→ **Aim**
Identify every line in the records below that contains the word "subtitle", and copy each of those lines.

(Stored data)
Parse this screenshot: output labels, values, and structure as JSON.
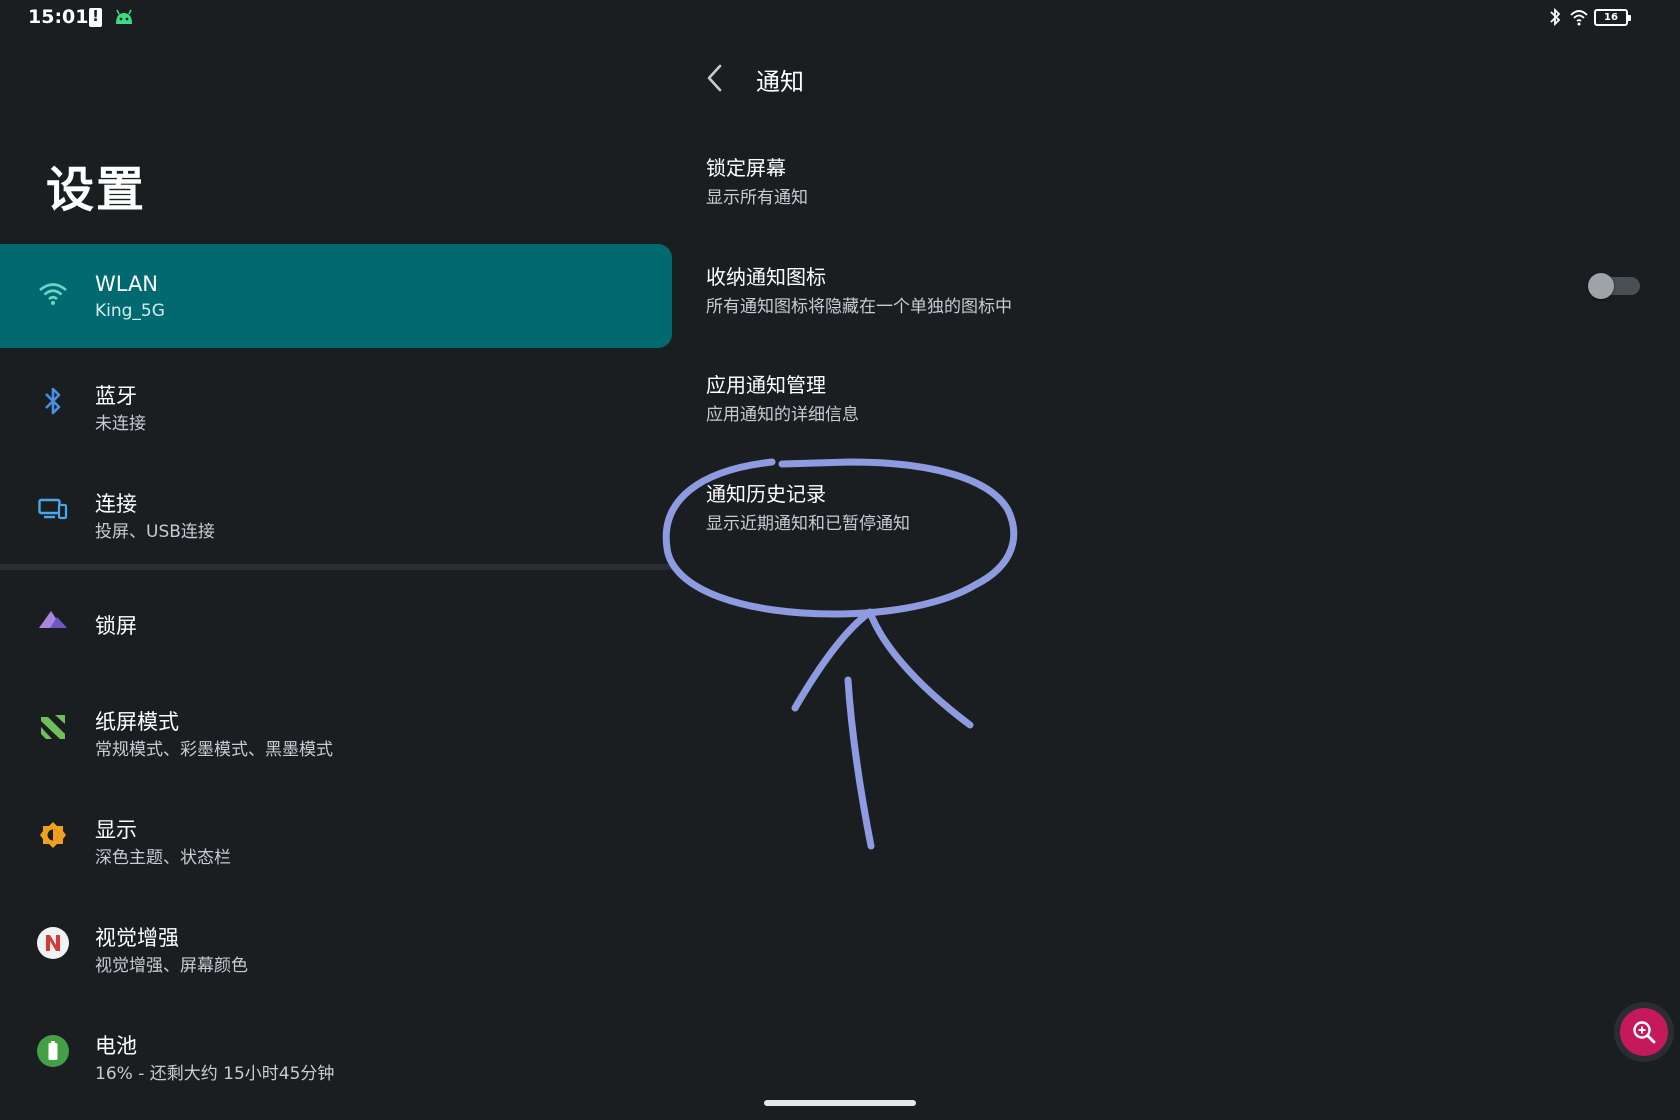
{
  "status_bar": {
    "time": "15:01",
    "battery_level": "16",
    "icons": [
      "alert-icon",
      "android-icon",
      "bluetooth-icon",
      "wifi-icon",
      "battery-icon"
    ]
  },
  "sidebar": {
    "title": "设置",
    "items": [
      {
        "title": "WLAN",
        "subtitle": "King_5G",
        "icon": "wifi-icon",
        "selected": true
      },
      {
        "title": "蓝牙",
        "subtitle": "未连接",
        "icon": "bluetooth-icon"
      },
      {
        "title": "连接",
        "subtitle": "投屏、USB连接",
        "icon": "devices-icon"
      },
      {
        "title": "锁屏",
        "subtitle": "",
        "icon": "lockscreen-icon"
      },
      {
        "title": "纸屏模式",
        "subtitle": "常规模式、彩墨模式、黑墨模式",
        "icon": "paper-mode-icon"
      },
      {
        "title": "显示",
        "subtitle": "深色主题、状态栏",
        "icon": "brightness-icon"
      },
      {
        "title": "视觉增强",
        "subtitle": "视觉增强、屏幕颜色",
        "icon": "vision-icon"
      },
      {
        "title": "电池",
        "subtitle": "16% - 还剩大约 15小时45分钟",
        "icon": "battery-icon"
      }
    ]
  },
  "detail": {
    "title": "通知",
    "items": [
      {
        "title": "锁定屏幕",
        "subtitle": "显示所有通知"
      },
      {
        "title": "收纳通知图标",
        "subtitle": "所有通知图标将隐藏在一个单独的图标中",
        "toggle": false
      },
      {
        "title": "应用通知管理",
        "subtitle": "应用通知的详细信息"
      },
      {
        "title": "通知历史记录",
        "subtitle": "显示近期通知和已暂停通知"
      }
    ]
  },
  "colors": {
    "background": "#1b1e21",
    "selected": "#016a70",
    "annotation": "#8e9be0",
    "fab": "#c41a5a"
  }
}
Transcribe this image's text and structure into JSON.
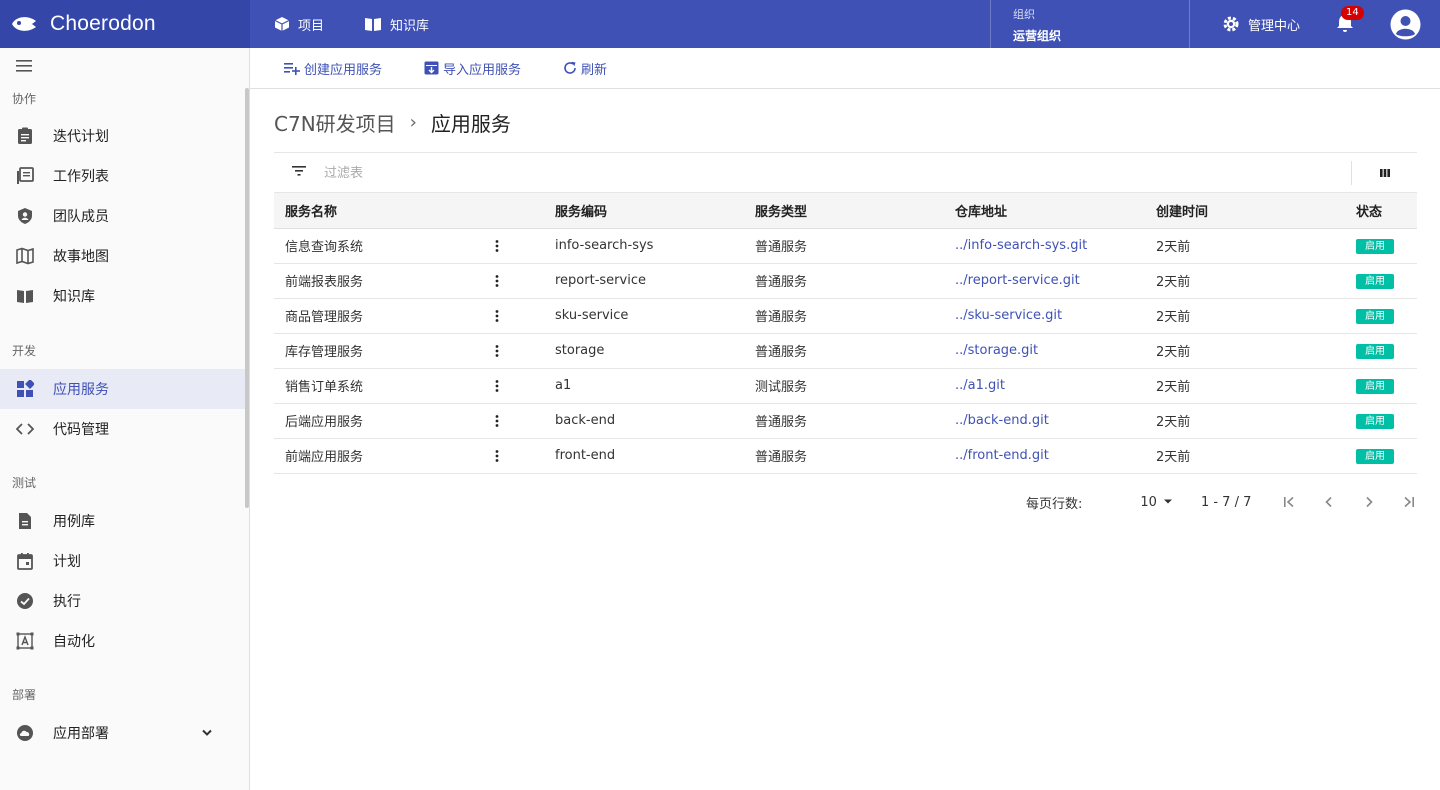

→ **Written answer**
        "subtitle": "King_5G",
        "subtitle": "未连接",
        "subtitle": "投屏、USB连接",
        "subtitle": "",
        "subtitle": "常规模式、彩墨模式、黑墨模式",
        "subtitle": "深色主题、状态栏",
        "subtitle": "视觉增强、屏幕颜色",
        "subtitle": "16% - 还剩大约 15小时45分钟",
        "subtitle": "显示所有通知"
        "subtitle": "所有通知图标将隐藏在一个单独的图标中",
        "subtitle": "应用通知的详细信息"
        "subtitle": "显示近期通知和已暂停通知"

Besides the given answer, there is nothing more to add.